STATED PROBLEM: Search the data below for the word "infinitas" and copy each line that holds it.

PROVIDED INFORMATION:

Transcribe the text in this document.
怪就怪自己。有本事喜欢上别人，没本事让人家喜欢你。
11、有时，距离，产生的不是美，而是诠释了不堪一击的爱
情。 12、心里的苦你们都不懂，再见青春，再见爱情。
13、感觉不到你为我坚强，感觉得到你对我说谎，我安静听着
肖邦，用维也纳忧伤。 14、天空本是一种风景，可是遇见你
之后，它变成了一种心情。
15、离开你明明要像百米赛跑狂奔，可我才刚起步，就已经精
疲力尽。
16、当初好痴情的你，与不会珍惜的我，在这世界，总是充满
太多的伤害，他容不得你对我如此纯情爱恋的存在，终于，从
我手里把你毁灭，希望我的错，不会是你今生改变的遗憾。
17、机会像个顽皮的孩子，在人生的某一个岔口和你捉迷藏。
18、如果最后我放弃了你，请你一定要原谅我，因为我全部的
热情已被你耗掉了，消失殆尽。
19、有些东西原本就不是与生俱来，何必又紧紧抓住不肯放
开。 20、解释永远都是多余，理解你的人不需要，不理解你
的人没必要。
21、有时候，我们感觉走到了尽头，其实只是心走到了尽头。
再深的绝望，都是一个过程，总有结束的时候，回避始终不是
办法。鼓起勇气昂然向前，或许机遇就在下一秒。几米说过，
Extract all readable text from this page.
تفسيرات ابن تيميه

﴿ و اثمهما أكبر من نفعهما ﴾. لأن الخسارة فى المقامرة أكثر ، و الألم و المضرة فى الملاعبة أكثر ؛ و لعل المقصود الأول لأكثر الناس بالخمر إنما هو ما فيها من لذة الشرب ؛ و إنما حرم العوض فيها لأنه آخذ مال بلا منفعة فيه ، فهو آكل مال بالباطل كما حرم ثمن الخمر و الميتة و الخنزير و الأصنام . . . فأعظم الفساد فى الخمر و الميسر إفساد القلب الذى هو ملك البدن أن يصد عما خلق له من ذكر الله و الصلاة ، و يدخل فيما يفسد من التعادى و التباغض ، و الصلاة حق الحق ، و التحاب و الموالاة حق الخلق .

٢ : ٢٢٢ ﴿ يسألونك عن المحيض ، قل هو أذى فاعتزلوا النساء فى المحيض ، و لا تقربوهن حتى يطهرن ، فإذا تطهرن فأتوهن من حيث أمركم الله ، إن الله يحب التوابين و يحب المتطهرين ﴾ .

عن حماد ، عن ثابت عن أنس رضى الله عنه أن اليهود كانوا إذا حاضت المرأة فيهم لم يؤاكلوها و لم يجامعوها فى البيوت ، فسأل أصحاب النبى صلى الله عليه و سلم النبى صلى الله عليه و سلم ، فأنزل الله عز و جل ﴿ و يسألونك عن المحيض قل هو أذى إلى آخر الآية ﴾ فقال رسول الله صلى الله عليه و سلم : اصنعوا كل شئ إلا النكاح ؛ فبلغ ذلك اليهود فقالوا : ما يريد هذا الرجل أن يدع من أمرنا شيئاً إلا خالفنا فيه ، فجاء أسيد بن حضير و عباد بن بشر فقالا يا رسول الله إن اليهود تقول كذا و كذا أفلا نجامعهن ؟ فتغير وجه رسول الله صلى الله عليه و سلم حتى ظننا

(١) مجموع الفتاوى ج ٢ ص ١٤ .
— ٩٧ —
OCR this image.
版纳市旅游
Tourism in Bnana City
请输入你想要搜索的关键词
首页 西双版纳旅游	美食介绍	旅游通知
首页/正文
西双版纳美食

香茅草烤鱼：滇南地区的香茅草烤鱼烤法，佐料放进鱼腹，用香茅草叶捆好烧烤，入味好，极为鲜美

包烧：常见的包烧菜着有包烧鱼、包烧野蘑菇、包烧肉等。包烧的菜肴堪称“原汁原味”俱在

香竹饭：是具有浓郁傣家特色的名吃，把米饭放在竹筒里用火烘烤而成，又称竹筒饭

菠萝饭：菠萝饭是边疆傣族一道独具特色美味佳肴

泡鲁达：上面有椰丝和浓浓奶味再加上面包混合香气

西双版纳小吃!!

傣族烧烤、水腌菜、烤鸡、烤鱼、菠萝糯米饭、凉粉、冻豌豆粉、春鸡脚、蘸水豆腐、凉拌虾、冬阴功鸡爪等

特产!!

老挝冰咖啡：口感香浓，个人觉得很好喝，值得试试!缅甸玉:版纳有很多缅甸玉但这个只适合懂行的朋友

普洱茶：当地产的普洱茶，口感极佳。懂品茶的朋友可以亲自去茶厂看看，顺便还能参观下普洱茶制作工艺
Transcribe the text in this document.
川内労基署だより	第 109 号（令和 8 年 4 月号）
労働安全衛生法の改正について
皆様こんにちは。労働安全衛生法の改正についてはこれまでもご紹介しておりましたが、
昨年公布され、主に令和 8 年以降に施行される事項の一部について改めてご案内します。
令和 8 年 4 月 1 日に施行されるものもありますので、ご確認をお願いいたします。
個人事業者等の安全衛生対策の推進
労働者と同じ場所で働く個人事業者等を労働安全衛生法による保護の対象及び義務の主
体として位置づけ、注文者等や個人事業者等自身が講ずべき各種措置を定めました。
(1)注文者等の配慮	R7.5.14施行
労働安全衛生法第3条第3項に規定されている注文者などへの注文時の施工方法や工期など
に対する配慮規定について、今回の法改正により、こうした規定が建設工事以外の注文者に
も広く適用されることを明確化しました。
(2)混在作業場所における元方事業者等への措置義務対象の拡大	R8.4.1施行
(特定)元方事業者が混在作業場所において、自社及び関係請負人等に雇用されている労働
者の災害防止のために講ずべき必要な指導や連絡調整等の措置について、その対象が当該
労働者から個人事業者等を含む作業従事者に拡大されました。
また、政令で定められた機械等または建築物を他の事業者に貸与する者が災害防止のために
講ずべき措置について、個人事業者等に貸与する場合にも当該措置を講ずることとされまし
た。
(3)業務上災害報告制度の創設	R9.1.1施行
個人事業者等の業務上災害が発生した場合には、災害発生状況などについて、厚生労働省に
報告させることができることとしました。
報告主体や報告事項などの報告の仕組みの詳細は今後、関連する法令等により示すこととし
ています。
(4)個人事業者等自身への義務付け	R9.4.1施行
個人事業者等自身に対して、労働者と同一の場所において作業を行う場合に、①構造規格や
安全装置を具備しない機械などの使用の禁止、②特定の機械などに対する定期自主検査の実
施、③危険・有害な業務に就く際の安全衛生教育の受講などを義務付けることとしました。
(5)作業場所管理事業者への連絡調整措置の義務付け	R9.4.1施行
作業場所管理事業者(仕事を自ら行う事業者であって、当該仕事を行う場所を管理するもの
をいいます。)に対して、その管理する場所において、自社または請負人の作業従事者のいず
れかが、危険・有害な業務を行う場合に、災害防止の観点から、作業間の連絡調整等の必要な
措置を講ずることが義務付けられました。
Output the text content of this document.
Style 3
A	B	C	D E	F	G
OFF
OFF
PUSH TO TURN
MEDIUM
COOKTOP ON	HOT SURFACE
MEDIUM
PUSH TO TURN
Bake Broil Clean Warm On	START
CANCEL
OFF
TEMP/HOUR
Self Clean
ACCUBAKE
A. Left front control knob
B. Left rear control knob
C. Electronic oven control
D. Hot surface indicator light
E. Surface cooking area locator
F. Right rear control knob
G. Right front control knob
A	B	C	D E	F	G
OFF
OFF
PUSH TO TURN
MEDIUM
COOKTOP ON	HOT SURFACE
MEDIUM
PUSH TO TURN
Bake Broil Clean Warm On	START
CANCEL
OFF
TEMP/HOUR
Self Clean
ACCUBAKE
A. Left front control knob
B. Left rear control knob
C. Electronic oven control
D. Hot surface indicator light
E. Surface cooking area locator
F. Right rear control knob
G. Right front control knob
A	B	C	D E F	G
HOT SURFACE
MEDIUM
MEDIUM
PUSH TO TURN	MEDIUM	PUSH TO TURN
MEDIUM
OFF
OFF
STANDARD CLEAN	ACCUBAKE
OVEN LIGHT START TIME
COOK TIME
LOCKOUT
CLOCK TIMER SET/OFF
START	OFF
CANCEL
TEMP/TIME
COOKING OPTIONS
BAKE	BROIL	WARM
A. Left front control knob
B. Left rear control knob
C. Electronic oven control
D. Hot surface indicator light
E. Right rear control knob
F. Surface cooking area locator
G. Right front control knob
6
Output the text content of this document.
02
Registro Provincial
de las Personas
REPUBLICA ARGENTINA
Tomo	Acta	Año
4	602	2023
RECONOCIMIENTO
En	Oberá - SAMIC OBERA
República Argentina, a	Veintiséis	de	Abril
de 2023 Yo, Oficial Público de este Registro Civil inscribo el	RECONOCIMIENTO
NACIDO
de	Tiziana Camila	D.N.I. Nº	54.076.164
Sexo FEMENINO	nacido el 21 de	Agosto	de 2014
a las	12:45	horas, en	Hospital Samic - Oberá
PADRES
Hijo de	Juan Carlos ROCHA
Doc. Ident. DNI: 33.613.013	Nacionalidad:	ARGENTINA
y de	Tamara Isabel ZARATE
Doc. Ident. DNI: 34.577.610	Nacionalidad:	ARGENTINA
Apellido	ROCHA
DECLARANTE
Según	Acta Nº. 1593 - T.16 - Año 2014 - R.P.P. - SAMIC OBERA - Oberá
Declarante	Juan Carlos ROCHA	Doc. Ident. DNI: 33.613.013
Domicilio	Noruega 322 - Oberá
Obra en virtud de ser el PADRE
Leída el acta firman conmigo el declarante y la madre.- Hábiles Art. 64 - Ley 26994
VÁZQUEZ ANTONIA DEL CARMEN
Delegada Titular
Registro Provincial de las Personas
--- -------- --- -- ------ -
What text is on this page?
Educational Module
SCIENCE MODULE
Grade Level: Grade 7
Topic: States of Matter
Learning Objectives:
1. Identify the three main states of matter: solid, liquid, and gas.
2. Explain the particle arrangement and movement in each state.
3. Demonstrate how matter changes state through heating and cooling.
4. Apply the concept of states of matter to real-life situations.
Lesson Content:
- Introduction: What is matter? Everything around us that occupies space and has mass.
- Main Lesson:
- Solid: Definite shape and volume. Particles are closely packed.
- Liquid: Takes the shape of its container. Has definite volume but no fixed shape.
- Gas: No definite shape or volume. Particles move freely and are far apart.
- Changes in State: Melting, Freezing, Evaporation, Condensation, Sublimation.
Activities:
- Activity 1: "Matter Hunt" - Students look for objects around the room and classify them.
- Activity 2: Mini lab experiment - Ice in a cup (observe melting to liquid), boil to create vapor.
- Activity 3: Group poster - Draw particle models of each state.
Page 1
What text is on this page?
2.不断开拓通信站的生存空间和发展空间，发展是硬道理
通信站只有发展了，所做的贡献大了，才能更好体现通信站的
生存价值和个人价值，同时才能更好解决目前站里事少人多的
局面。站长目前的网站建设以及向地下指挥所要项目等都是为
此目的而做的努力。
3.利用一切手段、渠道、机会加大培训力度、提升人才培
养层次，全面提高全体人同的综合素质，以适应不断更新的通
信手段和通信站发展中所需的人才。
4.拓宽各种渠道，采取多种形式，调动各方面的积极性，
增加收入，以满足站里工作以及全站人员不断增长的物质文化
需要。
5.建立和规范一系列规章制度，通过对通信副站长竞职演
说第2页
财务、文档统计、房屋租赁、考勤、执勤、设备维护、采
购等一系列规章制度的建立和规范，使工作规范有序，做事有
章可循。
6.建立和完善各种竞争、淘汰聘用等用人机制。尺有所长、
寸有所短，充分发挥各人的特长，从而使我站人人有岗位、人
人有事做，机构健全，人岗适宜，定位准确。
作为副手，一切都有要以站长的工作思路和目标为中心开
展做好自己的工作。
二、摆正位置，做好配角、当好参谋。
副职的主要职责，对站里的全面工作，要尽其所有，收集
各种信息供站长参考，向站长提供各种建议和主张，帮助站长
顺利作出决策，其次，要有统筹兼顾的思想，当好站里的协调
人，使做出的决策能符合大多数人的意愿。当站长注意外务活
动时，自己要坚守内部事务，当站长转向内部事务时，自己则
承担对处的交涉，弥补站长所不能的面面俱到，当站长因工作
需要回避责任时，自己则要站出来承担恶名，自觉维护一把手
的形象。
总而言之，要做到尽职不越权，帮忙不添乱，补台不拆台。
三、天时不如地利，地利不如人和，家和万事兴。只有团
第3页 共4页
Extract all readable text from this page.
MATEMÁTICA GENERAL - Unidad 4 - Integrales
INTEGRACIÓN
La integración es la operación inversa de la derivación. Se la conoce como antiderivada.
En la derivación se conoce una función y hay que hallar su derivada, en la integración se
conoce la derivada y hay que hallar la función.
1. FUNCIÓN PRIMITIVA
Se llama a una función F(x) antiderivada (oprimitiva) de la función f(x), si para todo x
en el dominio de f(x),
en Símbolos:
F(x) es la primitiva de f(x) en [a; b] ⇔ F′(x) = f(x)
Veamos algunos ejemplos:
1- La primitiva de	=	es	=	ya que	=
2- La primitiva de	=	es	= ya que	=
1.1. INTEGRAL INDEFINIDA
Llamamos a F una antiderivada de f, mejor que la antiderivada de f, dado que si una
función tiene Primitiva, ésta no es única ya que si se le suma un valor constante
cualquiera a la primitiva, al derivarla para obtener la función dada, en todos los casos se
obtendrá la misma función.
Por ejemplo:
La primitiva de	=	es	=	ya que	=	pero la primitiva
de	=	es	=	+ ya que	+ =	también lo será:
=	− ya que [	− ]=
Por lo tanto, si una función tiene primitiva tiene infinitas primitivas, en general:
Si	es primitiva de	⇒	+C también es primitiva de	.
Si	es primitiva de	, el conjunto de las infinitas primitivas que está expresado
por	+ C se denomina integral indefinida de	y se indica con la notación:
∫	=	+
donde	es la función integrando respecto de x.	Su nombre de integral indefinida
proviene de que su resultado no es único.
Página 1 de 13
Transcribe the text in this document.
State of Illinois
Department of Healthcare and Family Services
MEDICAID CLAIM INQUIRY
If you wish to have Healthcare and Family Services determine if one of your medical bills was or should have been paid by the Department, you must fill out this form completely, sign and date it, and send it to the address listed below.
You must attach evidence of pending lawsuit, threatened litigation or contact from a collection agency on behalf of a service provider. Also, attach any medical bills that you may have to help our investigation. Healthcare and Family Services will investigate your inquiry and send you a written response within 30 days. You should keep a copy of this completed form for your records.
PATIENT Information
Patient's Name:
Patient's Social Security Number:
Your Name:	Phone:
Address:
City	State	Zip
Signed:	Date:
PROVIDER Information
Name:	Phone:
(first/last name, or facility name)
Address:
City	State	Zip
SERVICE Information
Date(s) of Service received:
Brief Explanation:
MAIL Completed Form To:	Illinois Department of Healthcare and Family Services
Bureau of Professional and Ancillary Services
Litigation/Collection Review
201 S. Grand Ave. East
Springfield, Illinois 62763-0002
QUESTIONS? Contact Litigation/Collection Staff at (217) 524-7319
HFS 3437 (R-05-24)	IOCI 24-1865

FULL OUTPUT:
Por lo tanto, si una función tiene primitiva tiene infinitas primitivas, en general:
Si	es primitiva de	, el conjunto de las infinitas primitivas que está expresado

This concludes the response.